- [Material supplied]:
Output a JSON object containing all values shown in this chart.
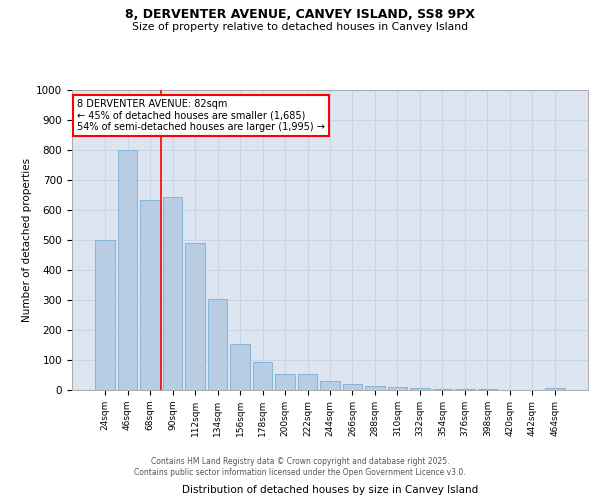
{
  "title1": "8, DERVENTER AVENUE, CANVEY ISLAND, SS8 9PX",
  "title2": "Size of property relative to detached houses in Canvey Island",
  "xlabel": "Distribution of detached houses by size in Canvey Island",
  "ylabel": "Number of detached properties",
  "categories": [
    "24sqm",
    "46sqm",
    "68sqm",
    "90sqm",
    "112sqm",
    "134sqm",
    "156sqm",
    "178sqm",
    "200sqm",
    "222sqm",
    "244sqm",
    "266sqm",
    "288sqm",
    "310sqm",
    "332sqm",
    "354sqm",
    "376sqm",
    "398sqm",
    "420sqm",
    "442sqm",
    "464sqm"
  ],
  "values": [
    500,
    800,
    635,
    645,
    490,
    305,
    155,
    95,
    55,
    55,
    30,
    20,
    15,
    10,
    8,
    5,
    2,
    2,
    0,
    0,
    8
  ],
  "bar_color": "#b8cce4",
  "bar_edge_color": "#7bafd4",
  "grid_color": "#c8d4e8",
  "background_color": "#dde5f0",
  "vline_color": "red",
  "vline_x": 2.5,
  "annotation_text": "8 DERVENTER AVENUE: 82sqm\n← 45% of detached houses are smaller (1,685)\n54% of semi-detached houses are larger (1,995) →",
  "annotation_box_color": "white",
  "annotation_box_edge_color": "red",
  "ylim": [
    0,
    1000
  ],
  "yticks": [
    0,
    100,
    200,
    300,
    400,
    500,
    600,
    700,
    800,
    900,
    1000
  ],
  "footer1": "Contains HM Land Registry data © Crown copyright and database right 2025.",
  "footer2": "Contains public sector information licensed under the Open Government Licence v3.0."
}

- [Work instructions]:
Each line that has the word "AVENUE" should be copied.

- [Result of this exercise]:
  "title1": "8, DERVENTER AVENUE, CANVEY ISLAND, SS8 9PX",
  "annotation_text": "8 DERVENTER AVENUE: 82sqm\n← 45% of detached houses are smaller (1,685)\n54% of semi-detached houses are larger (1,995) →",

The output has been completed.